Each line in the entries that has the word "amfetamin" has to be copied.
★ ★ ★ ★ ★ ★ ★
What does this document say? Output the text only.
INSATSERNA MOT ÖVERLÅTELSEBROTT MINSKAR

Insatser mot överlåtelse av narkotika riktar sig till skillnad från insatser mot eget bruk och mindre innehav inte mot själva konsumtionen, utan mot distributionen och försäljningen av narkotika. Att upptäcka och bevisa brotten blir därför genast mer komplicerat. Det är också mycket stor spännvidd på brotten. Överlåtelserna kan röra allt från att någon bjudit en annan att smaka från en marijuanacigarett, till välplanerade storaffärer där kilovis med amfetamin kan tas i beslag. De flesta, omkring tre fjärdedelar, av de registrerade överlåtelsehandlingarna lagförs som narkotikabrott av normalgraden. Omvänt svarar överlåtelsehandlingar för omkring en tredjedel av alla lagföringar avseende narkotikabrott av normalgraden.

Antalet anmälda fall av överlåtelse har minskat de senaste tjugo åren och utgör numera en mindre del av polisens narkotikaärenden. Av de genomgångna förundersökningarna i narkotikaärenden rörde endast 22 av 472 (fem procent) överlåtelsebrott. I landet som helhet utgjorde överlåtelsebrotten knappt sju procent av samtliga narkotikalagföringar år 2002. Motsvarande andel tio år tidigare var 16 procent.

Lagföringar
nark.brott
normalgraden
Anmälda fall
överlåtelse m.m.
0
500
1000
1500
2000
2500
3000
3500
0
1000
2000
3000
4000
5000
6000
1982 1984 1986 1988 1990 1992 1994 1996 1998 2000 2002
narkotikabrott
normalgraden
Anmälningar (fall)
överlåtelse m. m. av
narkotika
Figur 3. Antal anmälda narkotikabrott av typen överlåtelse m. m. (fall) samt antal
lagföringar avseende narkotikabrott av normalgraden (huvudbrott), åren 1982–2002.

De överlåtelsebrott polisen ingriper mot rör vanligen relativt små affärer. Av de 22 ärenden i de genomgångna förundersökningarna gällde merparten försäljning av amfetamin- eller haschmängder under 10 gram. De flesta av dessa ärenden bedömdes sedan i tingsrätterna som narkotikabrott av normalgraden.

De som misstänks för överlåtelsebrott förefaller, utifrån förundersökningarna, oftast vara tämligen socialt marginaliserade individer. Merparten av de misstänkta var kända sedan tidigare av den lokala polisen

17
★ ★ ★ ★ ★ ★ ★
= Answer space =
Insatser mot överlåtelse av narkotika riktar sig till skillnad från insatser mot eget bruk och mindre innehav inte mot själva konsumtionen, utan mot distributionen och försäljningen av narkotika. Att upptäcka och bevisa brotten blir därför genast mer komplicerat. Det är också mycket stor spännvidd på brotten. Överlåtelserna kan röra allt från att någon bjudit en annan att smaka från en marijuanacigarett, till välplanerade storaffärer där kilovis med amfetamin kan tas i beslag. De flesta, omkring tre fjärdedelar, av de registrerade överlåtelsehandlingarna lagförs som narkotikabrott av normalgraden. Omvänt svarar överlåtelsehandlingar för omkring en tredjedel av alla lagföringar avseende narkotikabrott av normalgraden.
De överlåtelsebrott polisen ingriper mot rör vanligen relativt små affärer. Av de 22 ärenden i de genomgångna förundersökningarna gällde merparten försäljning av amfetamin- eller haschmängder under 10 gram. De flesta av dessa ärenden bedömdes sedan i tingsrätterna som narkotikabrott av normalgraden.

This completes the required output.